## begin Material provided

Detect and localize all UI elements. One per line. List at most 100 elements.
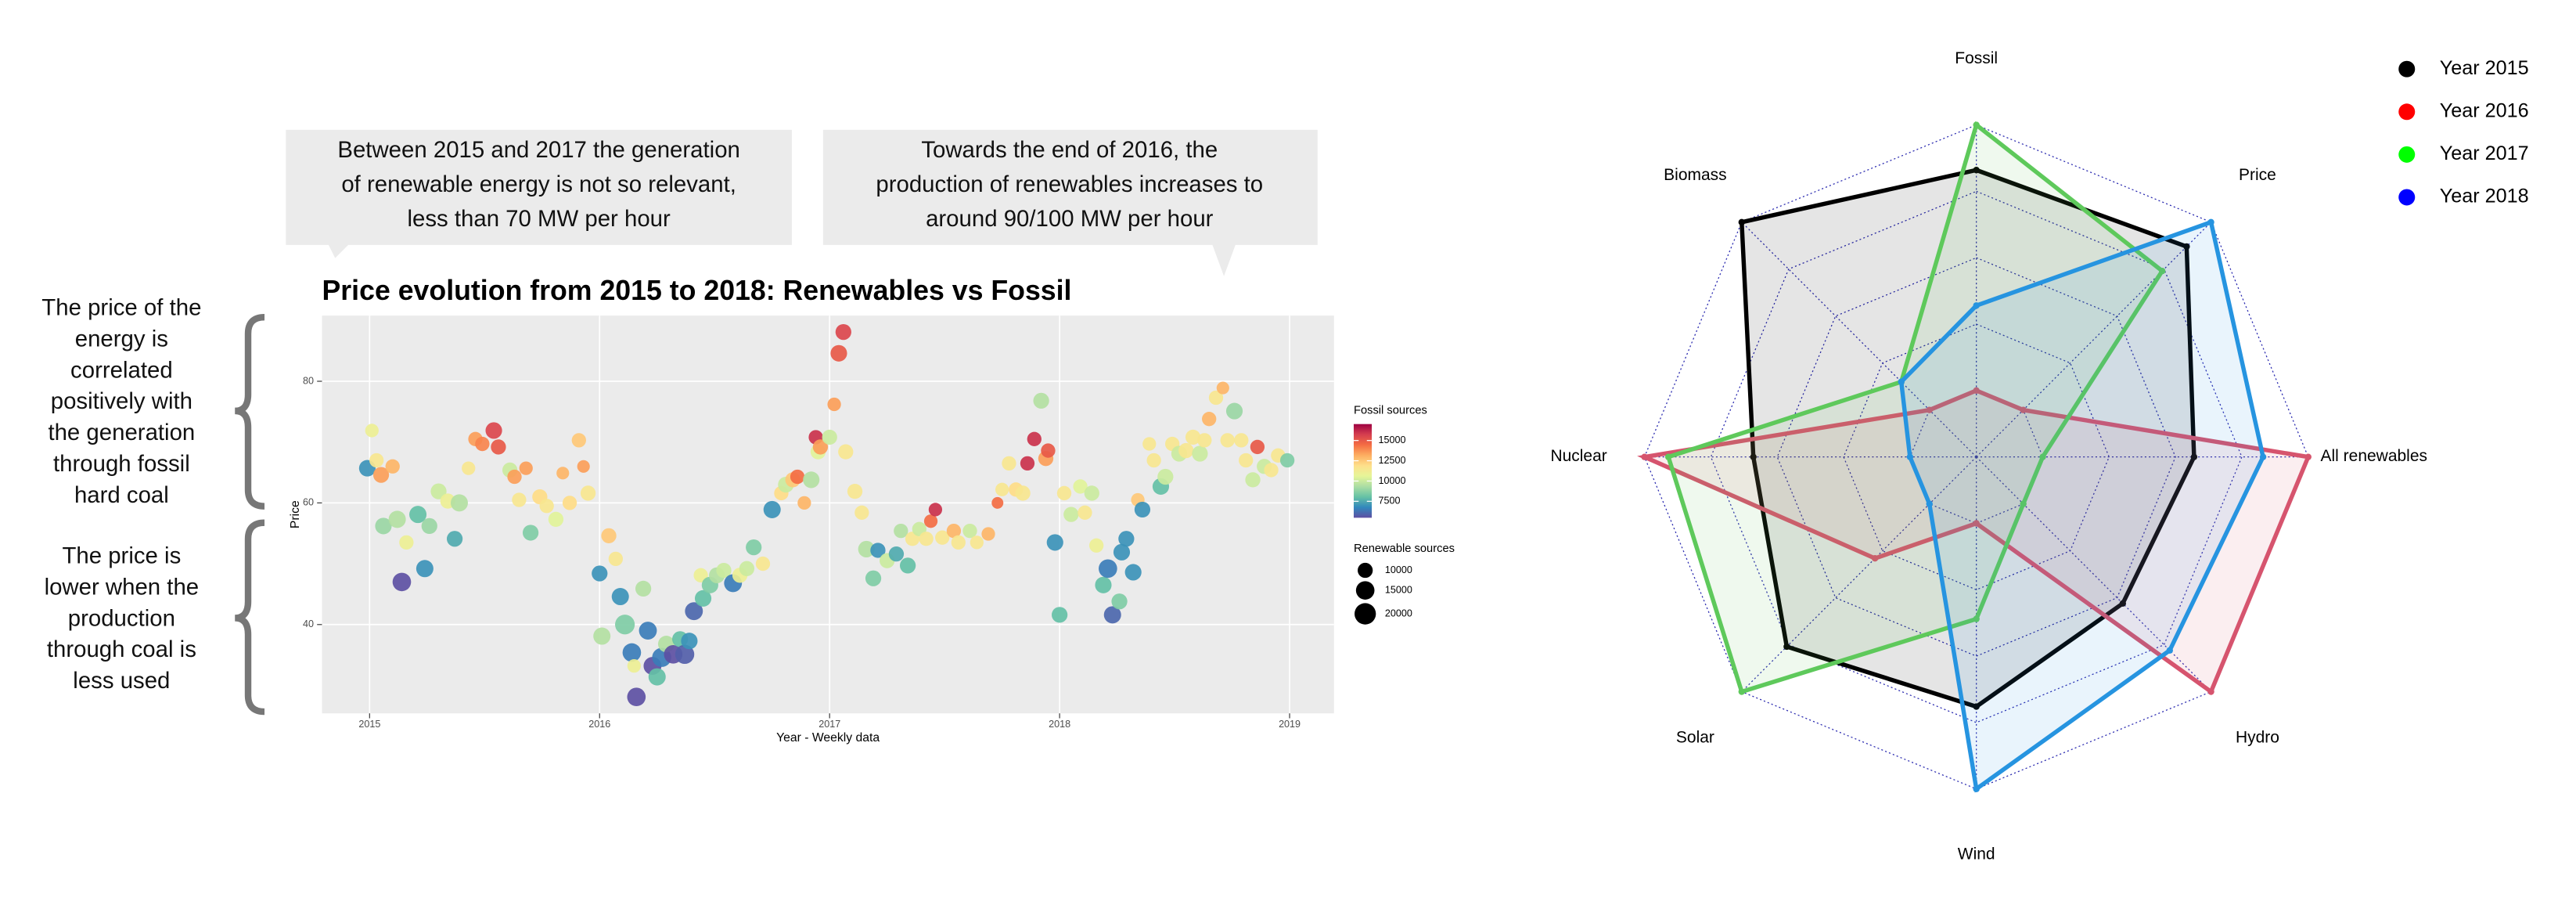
radar-vertex [2190,453,2198,460]
point [835,323,851,341]
point [450,494,468,512]
point [991,496,1004,509]
x-tick-label: 2015 [358,719,380,730]
point [1220,433,1235,448]
point [693,568,708,582]
x-tick-label: 2019 [1279,719,1301,730]
point [858,540,875,558]
point [608,551,624,567]
axis-label: Wind [1958,845,1995,863]
point [627,687,646,707]
x-axis-label: Year - Weekly data [776,731,880,745]
point [1239,452,1254,468]
point [409,506,427,524]
callout-text: Towards the end of 2016, the [921,137,1218,163]
point [935,530,950,545]
size-label: 20000 [1385,608,1412,618]
brace [234,519,265,716]
side-note-text: through fossil [53,451,190,477]
legend-title: Renewable sources [1354,543,1455,555]
point [507,469,522,485]
point [475,436,490,452]
point [1073,479,1088,494]
legend-label: Year 2017 [2440,142,2529,164]
point [1225,402,1243,420]
point [1052,607,1068,623]
callout-text: production of renewables increases to [876,171,1263,197]
point [1056,485,1072,501]
point [375,517,392,535]
size-label: 10000 [1385,564,1412,575]
point [1111,593,1128,610]
point [593,627,611,645]
point [615,615,635,635]
point [919,532,934,546]
point [716,562,732,579]
point [392,572,412,592]
point [854,505,869,520]
point [1113,543,1131,561]
colorbar-label: 10000 [1378,475,1405,486]
point [847,483,863,499]
point [739,561,755,576]
colorbar-label: 12500 [1378,455,1405,466]
side-note-text: The price is [62,543,181,569]
point [639,622,657,640]
radar-vertex [1738,218,1746,225]
y-tick-label: 40 [303,618,314,629]
point [694,590,712,607]
radar-vertex [1973,302,1980,309]
point [1046,534,1063,551]
point [522,525,539,541]
point [812,439,829,455]
point [519,461,533,475]
point [865,570,882,586]
point [369,452,384,468]
radar-vertex [2158,267,2166,275]
point [981,527,995,541]
callout-text: of renewable energy is not so relevant, [341,171,736,197]
point [592,565,608,582]
radar-vertex [2020,500,2027,507]
y-axis-label: Price [289,500,302,528]
legend-label: Year 2016 [2440,99,2529,121]
point [1015,485,1031,501]
point [1124,564,1142,581]
point [446,531,463,547]
point [388,510,406,528]
side-note-text: lower when the [45,574,200,600]
side-note-text: production [68,605,175,631]
point [1078,505,1092,520]
legend-label: Year 2015 [2440,57,2529,79]
point [1103,606,1121,624]
point [399,535,414,550]
radar-vertex [1783,643,1790,651]
point [1002,456,1016,471]
plot-panel [322,315,1334,714]
x-tick-label: 2018 [1049,719,1070,730]
point [1208,390,1224,406]
radar-vertex [1973,387,1980,395]
size-key [1355,603,1376,625]
side-note-text: less used [73,668,170,694]
side-note-text: correlated [70,357,173,383]
point [571,433,586,448]
point [1146,452,1161,468]
radar-vertex [1973,167,1980,174]
point [928,503,943,517]
point [1084,485,1099,501]
radar-vertex [1973,121,1980,128]
point [951,535,966,550]
point [790,469,805,485]
point [1157,468,1174,485]
point [1185,429,1201,445]
point [430,483,447,499]
axis-label: Price [2239,166,2276,184]
size-key [1358,562,1373,579]
point [577,460,590,473]
point [1192,445,1208,462]
point [685,602,703,621]
point [1245,472,1261,488]
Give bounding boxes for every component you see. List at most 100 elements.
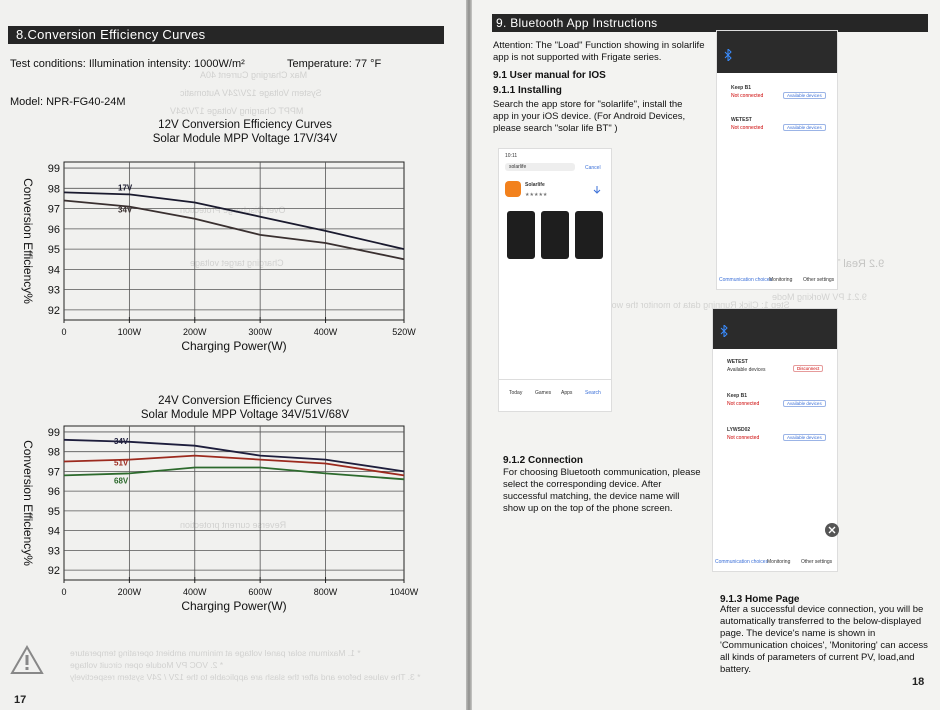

## end Material provided

#### [Problem requirements]
Quote the records line for line, beginning at the line that contains "radar-vertex [2190,453,2198,460]" and stopping after the line that contains "size-label: 10000 [1385,564,1412,575]".

#### [Reply]
radar-vertex [2190,453,2198,460]
point [835,323,851,341]
point [450,494,468,512]
point [991,496,1004,509]
x-tick-label: 2015 [358,719,380,730]
point [1220,433,1235,448]
point [693,568,708,582]
x-tick-label: 2019 [1279,719,1301,730]
point [858,540,875,558]
point [608,551,624,567]
axis-label: Wind [1958,845,1995,863]
point [627,687,646,707]
x-axis-label: Year - Weekly data [776,731,880,745]
point [1239,452,1254,468]
point [409,506,427,524]
callout-text: Towards the end of 2016, the [921,137,1218,163]
point [935,530,950,545]
size-label: 20000 [1385,608,1412,618]
brace [234,519,265,716]
side-note-text: through fossil [53,451,190,477]
legend-title: Renewable sources [1354,543,1455,555]
point [507,469,522,485]
point [475,436,490,452]
point [1073,479,1088,494]
legend-label: Year 2017 [2440,142,2529,164]
point [1225,402,1243,420]
point [1052,607,1068,623]
callout-text: production of renewables increases to [876,171,1263,197]
point [1056,485,1072,501]
point [375,517,392,535]
size-label: 10000 [1385,564,1412,575]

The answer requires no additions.